→ Entries:
○ ○ ○ ○ ○ ○ ○

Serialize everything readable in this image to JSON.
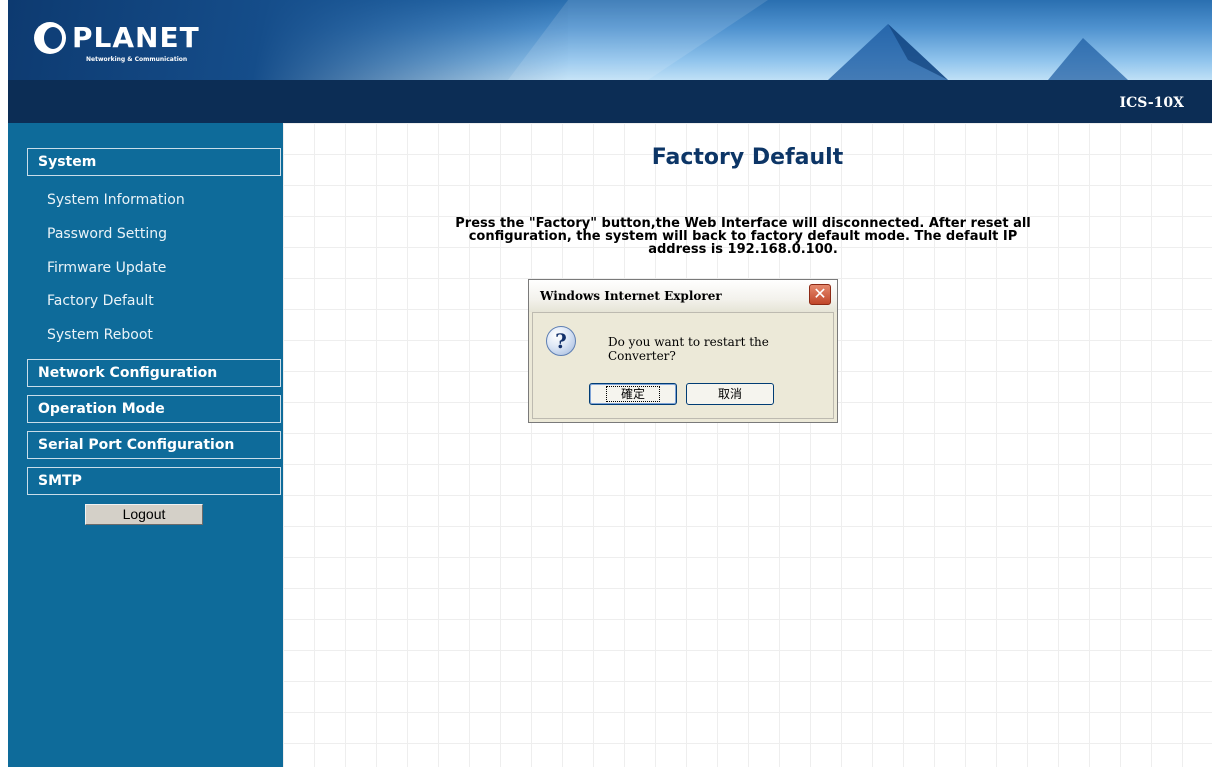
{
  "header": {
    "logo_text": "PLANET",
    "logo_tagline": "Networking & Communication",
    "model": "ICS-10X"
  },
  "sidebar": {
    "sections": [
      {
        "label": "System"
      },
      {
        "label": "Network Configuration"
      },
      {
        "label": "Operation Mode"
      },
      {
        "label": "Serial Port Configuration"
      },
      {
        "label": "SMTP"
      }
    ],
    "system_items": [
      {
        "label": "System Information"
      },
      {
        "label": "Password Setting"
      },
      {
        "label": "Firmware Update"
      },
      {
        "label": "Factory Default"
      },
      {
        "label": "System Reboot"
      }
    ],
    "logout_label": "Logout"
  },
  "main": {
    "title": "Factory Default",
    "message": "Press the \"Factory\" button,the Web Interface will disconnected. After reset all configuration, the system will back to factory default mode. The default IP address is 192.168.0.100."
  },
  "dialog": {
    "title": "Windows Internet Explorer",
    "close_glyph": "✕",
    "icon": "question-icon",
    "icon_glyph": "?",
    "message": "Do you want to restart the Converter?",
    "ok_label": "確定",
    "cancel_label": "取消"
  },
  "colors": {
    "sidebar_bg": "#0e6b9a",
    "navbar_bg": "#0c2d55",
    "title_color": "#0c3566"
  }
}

○ ○ ○ ○ ○ ○ ○

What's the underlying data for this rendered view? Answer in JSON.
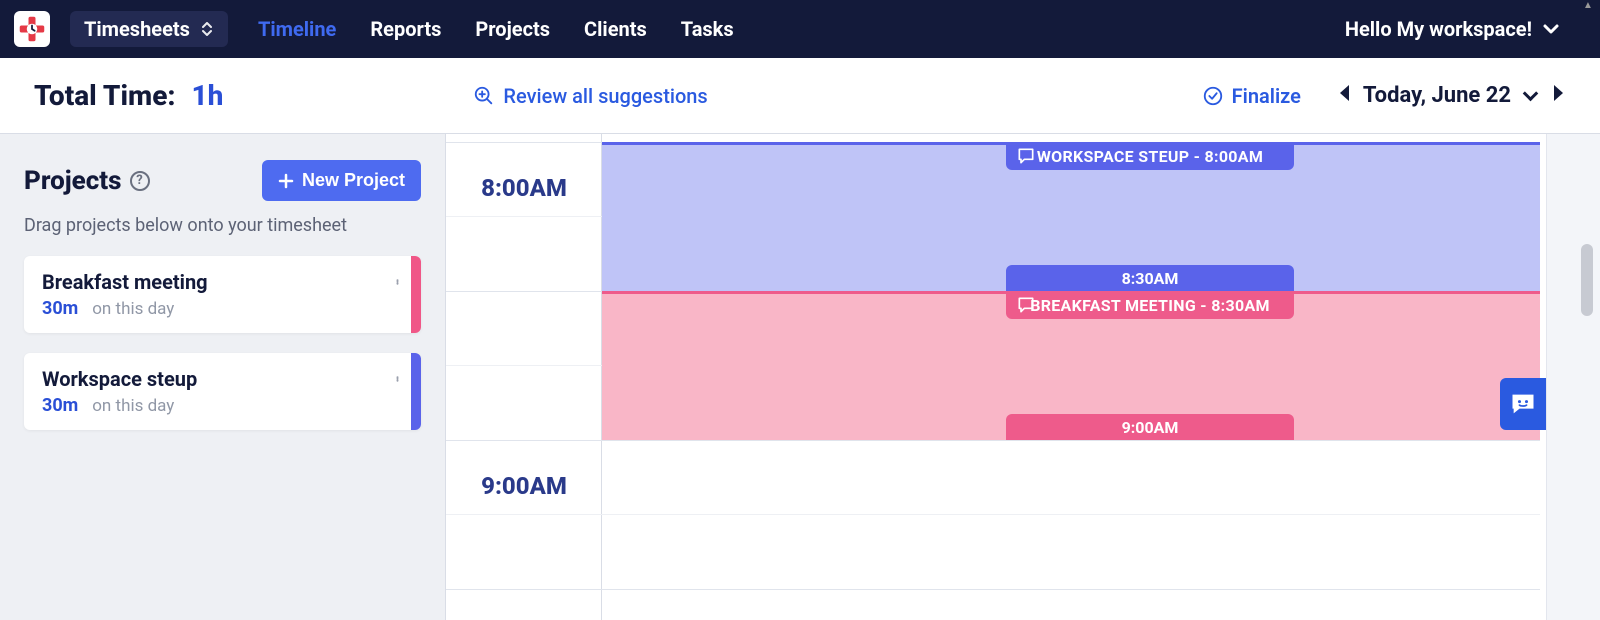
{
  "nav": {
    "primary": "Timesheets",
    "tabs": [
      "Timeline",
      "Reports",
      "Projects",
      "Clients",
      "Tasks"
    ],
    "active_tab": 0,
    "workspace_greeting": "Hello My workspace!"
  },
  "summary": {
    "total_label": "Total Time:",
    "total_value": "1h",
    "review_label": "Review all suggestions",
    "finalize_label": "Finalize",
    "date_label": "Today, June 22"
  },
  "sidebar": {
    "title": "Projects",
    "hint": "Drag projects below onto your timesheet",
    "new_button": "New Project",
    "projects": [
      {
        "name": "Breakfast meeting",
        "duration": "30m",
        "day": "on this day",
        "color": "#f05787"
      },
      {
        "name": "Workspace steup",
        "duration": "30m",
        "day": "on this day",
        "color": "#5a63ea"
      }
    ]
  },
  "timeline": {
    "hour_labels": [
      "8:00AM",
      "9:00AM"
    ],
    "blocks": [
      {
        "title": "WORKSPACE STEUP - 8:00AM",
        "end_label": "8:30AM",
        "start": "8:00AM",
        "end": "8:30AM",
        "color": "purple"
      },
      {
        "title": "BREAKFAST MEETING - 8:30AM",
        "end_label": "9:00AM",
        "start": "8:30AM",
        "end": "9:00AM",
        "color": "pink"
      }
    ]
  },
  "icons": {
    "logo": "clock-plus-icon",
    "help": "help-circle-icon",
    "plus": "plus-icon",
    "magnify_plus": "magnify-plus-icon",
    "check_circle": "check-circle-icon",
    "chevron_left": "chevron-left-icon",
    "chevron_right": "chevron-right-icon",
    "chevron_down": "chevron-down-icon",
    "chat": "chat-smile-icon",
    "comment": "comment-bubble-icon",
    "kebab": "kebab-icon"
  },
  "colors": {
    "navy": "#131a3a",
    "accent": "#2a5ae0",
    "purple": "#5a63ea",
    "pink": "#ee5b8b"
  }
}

○ ○ ○ ○ ○ ○ ○

Pull out all lines from the listing that contain the string "circle".

    "help": "help-circle-icon",
    "check_circle": "check-circle-icon",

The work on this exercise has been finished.